▼

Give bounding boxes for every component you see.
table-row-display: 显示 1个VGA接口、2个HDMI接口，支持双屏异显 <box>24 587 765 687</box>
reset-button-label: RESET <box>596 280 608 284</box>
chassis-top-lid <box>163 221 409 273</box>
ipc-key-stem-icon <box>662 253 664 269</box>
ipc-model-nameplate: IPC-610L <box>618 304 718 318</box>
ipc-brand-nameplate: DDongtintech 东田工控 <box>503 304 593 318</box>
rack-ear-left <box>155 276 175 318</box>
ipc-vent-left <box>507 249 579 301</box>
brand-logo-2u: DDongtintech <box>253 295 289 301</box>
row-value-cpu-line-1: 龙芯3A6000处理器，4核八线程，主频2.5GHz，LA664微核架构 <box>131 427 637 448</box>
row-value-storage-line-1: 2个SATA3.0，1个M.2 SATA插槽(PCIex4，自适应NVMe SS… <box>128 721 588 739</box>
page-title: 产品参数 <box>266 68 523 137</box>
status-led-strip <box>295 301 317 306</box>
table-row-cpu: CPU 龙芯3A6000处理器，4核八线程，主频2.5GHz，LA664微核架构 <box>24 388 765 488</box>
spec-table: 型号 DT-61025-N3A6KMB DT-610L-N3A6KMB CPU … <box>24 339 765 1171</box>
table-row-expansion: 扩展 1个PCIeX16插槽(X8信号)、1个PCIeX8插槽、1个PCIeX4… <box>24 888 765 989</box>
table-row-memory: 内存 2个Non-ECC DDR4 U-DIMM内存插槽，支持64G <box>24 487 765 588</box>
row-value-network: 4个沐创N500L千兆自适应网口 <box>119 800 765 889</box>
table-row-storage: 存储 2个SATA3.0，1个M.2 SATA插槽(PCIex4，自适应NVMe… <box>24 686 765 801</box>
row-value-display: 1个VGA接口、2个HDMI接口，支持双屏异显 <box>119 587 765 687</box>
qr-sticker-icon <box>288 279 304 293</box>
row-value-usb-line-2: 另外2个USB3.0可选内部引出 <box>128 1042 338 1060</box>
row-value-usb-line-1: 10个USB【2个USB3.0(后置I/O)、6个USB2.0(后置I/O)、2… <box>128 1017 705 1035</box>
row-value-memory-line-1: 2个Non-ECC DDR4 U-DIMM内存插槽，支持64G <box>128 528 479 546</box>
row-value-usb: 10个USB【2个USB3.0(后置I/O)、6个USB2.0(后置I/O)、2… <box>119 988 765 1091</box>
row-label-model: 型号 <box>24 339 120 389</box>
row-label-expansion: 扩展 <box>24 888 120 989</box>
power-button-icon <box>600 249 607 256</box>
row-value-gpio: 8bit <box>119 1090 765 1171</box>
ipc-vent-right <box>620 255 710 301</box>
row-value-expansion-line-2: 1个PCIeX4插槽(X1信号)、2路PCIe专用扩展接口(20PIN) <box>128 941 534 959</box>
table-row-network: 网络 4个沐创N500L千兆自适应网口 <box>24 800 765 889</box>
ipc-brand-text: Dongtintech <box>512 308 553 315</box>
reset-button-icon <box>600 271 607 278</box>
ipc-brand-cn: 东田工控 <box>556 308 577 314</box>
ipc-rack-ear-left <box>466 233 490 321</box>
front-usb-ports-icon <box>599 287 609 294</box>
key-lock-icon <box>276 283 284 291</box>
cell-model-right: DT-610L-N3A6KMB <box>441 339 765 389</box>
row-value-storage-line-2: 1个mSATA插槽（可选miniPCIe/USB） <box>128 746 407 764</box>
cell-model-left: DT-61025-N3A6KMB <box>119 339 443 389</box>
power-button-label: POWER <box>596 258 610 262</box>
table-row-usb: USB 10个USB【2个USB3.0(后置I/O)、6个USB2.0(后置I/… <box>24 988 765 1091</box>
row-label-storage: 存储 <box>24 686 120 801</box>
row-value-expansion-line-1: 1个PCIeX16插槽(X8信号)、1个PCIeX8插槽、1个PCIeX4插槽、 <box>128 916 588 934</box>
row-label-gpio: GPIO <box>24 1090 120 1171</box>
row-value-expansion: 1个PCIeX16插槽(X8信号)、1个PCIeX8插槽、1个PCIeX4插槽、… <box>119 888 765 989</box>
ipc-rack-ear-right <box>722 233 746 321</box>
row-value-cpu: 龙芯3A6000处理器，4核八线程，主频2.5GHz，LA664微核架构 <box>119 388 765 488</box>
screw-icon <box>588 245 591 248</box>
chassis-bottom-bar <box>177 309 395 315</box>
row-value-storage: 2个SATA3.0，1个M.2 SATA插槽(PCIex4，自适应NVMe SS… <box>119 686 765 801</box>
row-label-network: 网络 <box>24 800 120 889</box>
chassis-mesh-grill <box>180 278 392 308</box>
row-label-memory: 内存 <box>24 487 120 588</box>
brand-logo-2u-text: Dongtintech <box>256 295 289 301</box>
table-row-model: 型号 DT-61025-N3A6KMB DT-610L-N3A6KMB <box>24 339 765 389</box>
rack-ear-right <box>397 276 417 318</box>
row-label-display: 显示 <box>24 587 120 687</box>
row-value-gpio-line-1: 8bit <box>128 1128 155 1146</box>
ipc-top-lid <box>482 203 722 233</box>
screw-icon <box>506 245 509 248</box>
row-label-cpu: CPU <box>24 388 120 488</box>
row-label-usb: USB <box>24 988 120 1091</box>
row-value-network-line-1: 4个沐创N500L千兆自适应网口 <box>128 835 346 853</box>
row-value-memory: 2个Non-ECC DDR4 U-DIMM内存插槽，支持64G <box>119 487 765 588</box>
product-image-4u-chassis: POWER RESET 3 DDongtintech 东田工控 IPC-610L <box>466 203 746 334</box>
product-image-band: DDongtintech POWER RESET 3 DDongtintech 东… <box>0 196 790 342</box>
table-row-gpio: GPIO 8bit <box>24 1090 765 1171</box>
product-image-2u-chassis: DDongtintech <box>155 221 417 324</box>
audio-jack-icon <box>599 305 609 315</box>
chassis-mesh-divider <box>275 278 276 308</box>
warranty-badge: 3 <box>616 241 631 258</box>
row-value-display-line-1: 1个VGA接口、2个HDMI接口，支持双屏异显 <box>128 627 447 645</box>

▲

### Stated problem
Print the listing above again line for line, with no changes.

### Full solution
Give bounding boxes for every component you see.
table-row-display: 显示 1个VGA接口、2个HDMI接口，支持双屏异显 <box>24 587 765 687</box>
reset-button-label: RESET <box>596 280 608 284</box>
chassis-top-lid <box>163 221 409 273</box>
ipc-key-stem-icon <box>662 253 664 269</box>
ipc-model-nameplate: IPC-610L <box>618 304 718 318</box>
ipc-brand-nameplate: DDongtintech 东田工控 <box>503 304 593 318</box>
rack-ear-left <box>155 276 175 318</box>
ipc-vent-left <box>507 249 579 301</box>
brand-logo-2u: DDongtintech <box>253 295 289 301</box>
row-value-cpu-line-1: 龙芯3A6000处理器，4核八线程，主频2.5GHz，LA664微核架构 <box>131 427 637 448</box>
row-value-storage-line-1: 2个SATA3.0，1个M.2 SATA插槽(PCIex4，自适应NVMe SS… <box>128 721 588 739</box>
page-title: 产品参数 <box>266 68 523 137</box>
status-led-strip <box>295 301 317 306</box>
table-row-cpu: CPU 龙芯3A6000处理器，4核八线程，主频2.5GHz，LA664微核架构 <box>24 388 765 488</box>
spec-table: 型号 DT-61025-N3A6KMB DT-610L-N3A6KMB CPU … <box>24 339 765 1171</box>
table-row-expansion: 扩展 1个PCIeX16插槽(X8信号)、1个PCIeX8插槽、1个PCIeX4… <box>24 888 765 989</box>
table-row-memory: 内存 2个Non-ECC DDR4 U-DIMM内存插槽，支持64G <box>24 487 765 588</box>
row-value-network: 4个沐创N500L千兆自适应网口 <box>119 800 765 889</box>
table-row-storage: 存储 2个SATA3.0，1个M.2 SATA插槽(PCIex4，自适应NVMe… <box>24 686 765 801</box>
row-value-display: 1个VGA接口、2个HDMI接口，支持双屏异显 <box>119 587 765 687</box>
qr-sticker-icon <box>288 279 304 293</box>
row-value-usb-line-2: 另外2个USB3.0可选内部引出 <box>128 1042 338 1060</box>
row-value-usb-line-1: 10个USB【2个USB3.0(后置I/O)、6个USB2.0(后置I/O)、2… <box>128 1017 705 1035</box>
row-value-memory-line-1: 2个Non-ECC DDR4 U-DIMM内存插槽，支持64G <box>128 528 479 546</box>
row-value-usb: 10个USB【2个USB3.0(后置I/O)、6个USB2.0(后置I/O)、2… <box>119 988 765 1091</box>
row-label-model: 型号 <box>24 339 120 389</box>
row-label-expansion: 扩展 <box>24 888 120 989</box>
power-button-icon <box>600 249 607 256</box>
row-value-gpio: 8bit <box>119 1090 765 1171</box>
ipc-vent-right <box>620 255 710 301</box>
row-value-expansion-line-2: 1个PCIeX4插槽(X1信号)、2路PCIe专用扩展接口(20PIN) <box>128 941 534 959</box>
table-row-network: 网络 4个沐创N500L千兆自适应网口 <box>24 800 765 889</box>
ipc-brand-text: Dongtintech <box>512 308 553 315</box>
reset-button-icon <box>600 271 607 278</box>
ipc-brand-cn: 东田工控 <box>556 308 577 314</box>
ipc-rack-ear-left <box>466 233 490 321</box>
front-usb-ports-icon <box>599 287 609 294</box>
key-lock-icon <box>276 283 284 291</box>
cell-model-right: DT-610L-N3A6KMB <box>441 339 765 389</box>
row-value-storage-line-2: 1个mSATA插槽（可选miniPCIe/USB） <box>128 746 407 764</box>
cell-model-left: DT-61025-N3A6KMB <box>119 339 443 389</box>
power-button-label: POWER <box>596 258 610 262</box>
table-row-usb: USB 10个USB【2个USB3.0(后置I/O)、6个USB2.0(后置I/… <box>24 988 765 1091</box>
row-label-storage: 存储 <box>24 686 120 801</box>
row-value-expansion-line-1: 1个PCIeX16插槽(X8信号)、1个PCIeX8插槽、1个PCIeX4插槽、 <box>128 916 588 934</box>
row-label-gpio: GPIO <box>24 1090 120 1171</box>
row-value-expansion: 1个PCIeX16插槽(X8信号)、1个PCIeX8插槽、1个PCIeX4插槽、… <box>119 888 765 989</box>
ipc-rack-ear-right <box>722 233 746 321</box>
row-value-cpu: 龙芯3A6000处理器，4核八线程，主频2.5GHz，LA664微核架构 <box>119 388 765 488</box>
screw-icon <box>588 245 591 248</box>
chassis-bottom-bar <box>177 309 395 315</box>
row-value-storage: 2个SATA3.0，1个M.2 SATA插槽(PCIex4，自适应NVMe SS… <box>119 686 765 801</box>
row-label-network: 网络 <box>24 800 120 889</box>
chassis-mesh-grill <box>180 278 392 308</box>
row-label-memory: 内存 <box>24 487 120 588</box>
brand-logo-2u-text: Dongtintech <box>256 295 289 301</box>
table-row-model: 型号 DT-61025-N3A6KMB DT-610L-N3A6KMB <box>24 339 765 389</box>
rack-ear-right <box>397 276 417 318</box>
row-label-display: 显示 <box>24 587 120 687</box>
row-value-gpio-line-1: 8bit <box>128 1128 155 1146</box>
ipc-top-lid <box>482 203 722 233</box>
screw-icon <box>506 245 509 248</box>
row-label-cpu: CPU <box>24 388 120 488</box>
row-label-usb: USB <box>24 988 120 1091</box>
row-value-network-line-1: 4个沐创N500L千兆自适应网口 <box>128 835 346 853</box>
row-value-memory: 2个Non-ECC DDR4 U-DIMM内存插槽，支持64G <box>119 487 765 588</box>
product-image-4u-chassis: POWER RESET 3 DDongtintech 东田工控 IPC-610L <box>466 203 746 334</box>
product-image-band: DDongtintech POWER RESET 3 DDongtintech 东… <box>0 196 790 342</box>
table-row-gpio: GPIO 8bit <box>24 1090 765 1171</box>
product-image-2u-chassis: DDongtintech <box>155 221 417 324</box>
audio-jack-icon <box>599 305 609 315</box>
chassis-mesh-divider <box>275 278 276 308</box>
warranty-badge: 3 <box>616 241 631 258</box>
row-value-display-line-1: 1个VGA接口、2个HDMI接口，支持双屏异显 <box>128 627 447 645</box>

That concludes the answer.